=== Work to be completed ===
Spot each line in the records below where the word "开展主题教育" occurs, then copy it.

=== Extracted entries ===
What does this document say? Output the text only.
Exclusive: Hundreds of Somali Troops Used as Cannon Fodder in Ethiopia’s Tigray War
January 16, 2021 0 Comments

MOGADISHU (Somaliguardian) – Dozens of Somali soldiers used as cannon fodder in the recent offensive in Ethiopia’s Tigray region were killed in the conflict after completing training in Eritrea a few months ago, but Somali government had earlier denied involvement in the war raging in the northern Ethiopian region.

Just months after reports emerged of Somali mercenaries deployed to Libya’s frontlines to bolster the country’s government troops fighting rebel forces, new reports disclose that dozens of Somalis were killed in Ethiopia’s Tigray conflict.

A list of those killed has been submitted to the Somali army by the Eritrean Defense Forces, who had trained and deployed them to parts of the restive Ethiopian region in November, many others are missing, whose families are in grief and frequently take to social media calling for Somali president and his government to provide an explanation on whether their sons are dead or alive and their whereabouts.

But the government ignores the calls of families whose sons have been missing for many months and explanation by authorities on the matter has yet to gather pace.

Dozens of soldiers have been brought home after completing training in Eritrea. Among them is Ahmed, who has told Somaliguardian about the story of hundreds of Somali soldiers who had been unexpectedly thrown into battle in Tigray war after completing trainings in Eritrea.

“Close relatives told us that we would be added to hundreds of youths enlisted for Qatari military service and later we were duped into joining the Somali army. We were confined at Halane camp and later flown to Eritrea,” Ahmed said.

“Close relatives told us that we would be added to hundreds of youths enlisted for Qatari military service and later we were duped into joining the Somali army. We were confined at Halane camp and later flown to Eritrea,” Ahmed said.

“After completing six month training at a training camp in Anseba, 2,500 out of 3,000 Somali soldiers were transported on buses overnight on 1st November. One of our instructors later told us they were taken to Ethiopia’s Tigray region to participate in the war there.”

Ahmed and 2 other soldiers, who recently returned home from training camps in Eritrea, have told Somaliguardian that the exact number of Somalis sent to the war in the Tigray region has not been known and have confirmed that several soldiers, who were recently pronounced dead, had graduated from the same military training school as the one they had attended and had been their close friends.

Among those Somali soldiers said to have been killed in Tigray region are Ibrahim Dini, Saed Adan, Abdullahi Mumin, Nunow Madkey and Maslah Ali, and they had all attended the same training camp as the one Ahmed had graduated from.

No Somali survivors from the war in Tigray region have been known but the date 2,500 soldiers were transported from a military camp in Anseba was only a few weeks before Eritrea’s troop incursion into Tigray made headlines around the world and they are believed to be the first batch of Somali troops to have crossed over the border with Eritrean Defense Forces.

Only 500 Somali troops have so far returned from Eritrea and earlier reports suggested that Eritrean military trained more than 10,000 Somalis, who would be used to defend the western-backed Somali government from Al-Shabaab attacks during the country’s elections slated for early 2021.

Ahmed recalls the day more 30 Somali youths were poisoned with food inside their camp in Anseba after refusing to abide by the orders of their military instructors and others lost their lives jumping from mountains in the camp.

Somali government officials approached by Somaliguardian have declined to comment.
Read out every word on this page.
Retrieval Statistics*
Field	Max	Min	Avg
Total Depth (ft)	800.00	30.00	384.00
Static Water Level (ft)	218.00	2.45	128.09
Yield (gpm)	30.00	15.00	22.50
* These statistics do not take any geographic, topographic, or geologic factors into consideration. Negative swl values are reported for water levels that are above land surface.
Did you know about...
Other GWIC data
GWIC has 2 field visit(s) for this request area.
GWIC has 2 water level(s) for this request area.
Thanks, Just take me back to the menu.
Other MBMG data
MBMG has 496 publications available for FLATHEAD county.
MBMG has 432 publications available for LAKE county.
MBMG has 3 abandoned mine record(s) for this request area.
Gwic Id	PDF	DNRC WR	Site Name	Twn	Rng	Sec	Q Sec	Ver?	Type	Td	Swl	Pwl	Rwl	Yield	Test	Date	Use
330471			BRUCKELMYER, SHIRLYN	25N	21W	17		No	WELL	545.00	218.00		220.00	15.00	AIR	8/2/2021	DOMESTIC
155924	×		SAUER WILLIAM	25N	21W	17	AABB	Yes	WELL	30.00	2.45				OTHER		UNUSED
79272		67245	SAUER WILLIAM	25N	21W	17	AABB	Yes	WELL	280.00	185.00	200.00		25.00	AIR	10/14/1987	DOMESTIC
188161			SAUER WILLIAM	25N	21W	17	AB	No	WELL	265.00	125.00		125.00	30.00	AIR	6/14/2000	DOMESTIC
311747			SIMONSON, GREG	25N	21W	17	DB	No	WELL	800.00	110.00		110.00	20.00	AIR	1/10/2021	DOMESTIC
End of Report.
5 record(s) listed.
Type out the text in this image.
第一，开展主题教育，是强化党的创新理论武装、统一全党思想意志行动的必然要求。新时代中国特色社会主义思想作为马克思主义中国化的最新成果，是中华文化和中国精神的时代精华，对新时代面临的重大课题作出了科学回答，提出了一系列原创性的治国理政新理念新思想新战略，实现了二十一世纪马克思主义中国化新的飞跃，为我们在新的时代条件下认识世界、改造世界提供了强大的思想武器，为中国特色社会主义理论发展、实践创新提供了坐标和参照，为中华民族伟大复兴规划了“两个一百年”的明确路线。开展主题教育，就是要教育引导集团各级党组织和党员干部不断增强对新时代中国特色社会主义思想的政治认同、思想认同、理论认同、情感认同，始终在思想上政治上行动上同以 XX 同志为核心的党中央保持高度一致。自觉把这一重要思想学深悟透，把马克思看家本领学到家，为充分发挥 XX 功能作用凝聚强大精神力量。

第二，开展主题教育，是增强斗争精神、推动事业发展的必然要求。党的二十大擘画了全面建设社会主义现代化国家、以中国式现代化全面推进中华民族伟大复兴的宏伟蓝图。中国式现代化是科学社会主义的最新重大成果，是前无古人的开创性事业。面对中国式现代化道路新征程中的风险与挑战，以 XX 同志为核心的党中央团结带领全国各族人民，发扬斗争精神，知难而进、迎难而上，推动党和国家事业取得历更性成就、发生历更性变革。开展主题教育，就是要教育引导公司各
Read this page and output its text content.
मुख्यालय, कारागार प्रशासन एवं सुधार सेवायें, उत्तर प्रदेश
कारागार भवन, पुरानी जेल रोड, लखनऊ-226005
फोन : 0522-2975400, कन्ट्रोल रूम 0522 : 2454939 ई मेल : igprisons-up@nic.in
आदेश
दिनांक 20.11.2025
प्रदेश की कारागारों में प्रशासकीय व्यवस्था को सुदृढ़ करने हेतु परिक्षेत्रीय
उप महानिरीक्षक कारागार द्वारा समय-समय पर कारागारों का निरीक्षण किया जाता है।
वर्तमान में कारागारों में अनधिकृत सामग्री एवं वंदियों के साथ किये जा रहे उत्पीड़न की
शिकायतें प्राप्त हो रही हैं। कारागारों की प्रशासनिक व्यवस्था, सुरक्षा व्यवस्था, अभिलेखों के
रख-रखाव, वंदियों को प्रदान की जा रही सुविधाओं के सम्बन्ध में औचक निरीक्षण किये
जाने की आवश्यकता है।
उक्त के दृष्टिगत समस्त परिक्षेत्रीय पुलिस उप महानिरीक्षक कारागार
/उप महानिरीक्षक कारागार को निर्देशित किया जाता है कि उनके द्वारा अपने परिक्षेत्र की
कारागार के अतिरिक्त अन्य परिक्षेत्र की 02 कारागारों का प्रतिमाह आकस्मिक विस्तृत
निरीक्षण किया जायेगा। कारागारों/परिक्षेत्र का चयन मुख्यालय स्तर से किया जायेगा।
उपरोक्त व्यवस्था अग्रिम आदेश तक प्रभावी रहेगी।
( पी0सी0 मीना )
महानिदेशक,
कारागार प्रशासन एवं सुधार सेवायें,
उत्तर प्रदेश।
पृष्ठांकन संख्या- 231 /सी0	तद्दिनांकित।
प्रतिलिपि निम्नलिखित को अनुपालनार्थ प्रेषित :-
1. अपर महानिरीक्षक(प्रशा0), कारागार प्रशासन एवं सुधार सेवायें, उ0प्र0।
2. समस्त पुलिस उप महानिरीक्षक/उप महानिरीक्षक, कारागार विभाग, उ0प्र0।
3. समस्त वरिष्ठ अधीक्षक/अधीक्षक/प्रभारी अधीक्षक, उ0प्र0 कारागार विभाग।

=== Answer to the task ===
第一，开展主题教育，是强化党的创新理论武装、统一全党思想意志行动的必然要求。新时代中国特色社会主义思想作为马克思主义中国化的最新成果，是中华文化和中国精神的时代精华，对新时代面临的重大课题作出了科学回答，提出了一系列原创性的治国理政新理念新思想新战略，实现了二十一世纪马克思主义中国化新的飞跃，为我们在新的时代条件下认识世界、改造世界提供了强大的思想武器，为中国特色社会主义理论发展、实践创新提供了坐标和参照，为中华民族伟大复兴规划了“两个一百年”的明确路线。开展主题教育，就是要教育引导集团各级党组织和党员干部不断增强对新时代中国特色社会主义思想的政治认同、思想认同、理论认同、情感认同，始终在思想上政治上行动上同以 XX 同志为核心的党中央保持高度一致。自觉把这一重要思想学深悟透，把马克思看家本领学到家，为充分发挥 XX 功能作用凝聚强大精神力量。
第二，开展主题教育，是增强斗争精神、推动事业发展的必然要求。党的二十大擘画了全面建设社会主义现代化国家、以中国式现代化全面推进中华民族伟大复兴的宏伟蓝图。中国式现代化是科学社会主义的最新重大成果，是前无古人的开创性事业。面对中国式现代化道路新征程中的风险与挑战，以 XX 同志为核心的党中央团结带领全国各族人民，发扬斗争精神，知难而进、迎难而上，推动党和国家事业取得历更性成就、发生历更性变革。开展主题教育，就是要教育引导公司各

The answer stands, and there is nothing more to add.